[Data records]
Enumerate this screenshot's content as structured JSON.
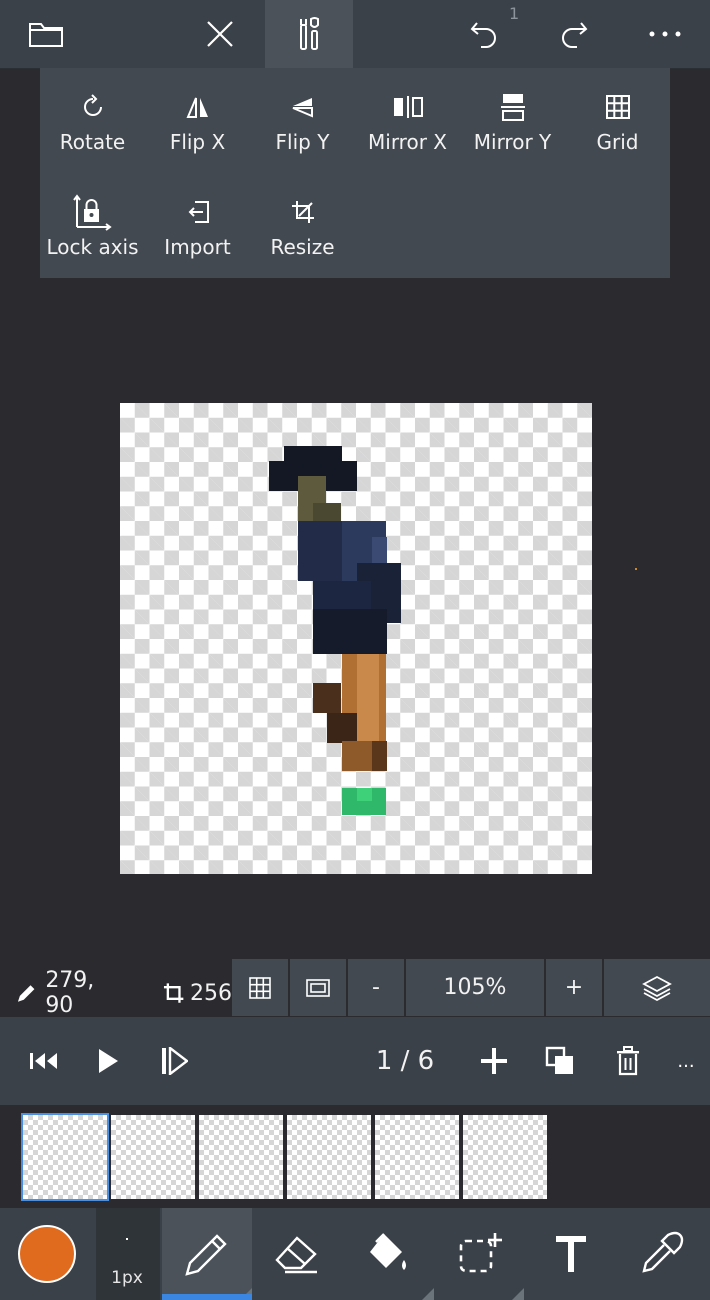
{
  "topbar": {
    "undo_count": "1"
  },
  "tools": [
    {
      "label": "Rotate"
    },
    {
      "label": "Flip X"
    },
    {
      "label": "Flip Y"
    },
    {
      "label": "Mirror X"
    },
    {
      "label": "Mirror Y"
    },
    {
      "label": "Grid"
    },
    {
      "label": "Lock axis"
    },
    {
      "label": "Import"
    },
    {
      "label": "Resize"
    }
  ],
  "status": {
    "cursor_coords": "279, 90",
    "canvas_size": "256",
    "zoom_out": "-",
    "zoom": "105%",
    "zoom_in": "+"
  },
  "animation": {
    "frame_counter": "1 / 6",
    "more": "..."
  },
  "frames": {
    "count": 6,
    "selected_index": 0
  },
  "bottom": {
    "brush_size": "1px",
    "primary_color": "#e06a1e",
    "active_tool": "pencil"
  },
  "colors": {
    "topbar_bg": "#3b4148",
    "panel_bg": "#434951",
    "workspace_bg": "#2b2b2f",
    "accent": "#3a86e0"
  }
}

Task statement: Copy the material above exactly and drop the pictures.

Reply:
Enumerate this screenshot's content as structured JSON.
{
  "topbar": {
    "undo_count": "1"
  },
  "tools": [
    {
      "label": "Rotate"
    },
    {
      "label": "Flip X"
    },
    {
      "label": "Flip Y"
    },
    {
      "label": "Mirror X"
    },
    {
      "label": "Mirror Y"
    },
    {
      "label": "Grid"
    },
    {
      "label": "Lock axis"
    },
    {
      "label": "Import"
    },
    {
      "label": "Resize"
    }
  ],
  "status": {
    "cursor_coords": "279, 90",
    "canvas_size": "256",
    "zoom_out": "-",
    "zoom": "105%",
    "zoom_in": "+"
  },
  "animation": {
    "frame_counter": "1 / 6",
    "more": "..."
  },
  "frames": {
    "count": 6,
    "selected_index": 0
  },
  "bottom": {
    "brush_size": "1px",
    "primary_color": "#e06a1e",
    "active_tool": "pencil"
  },
  "colors": {
    "topbar_bg": "#3b4148",
    "panel_bg": "#434951",
    "workspace_bg": "#2b2b2f",
    "accent": "#3a86e0"
  }
}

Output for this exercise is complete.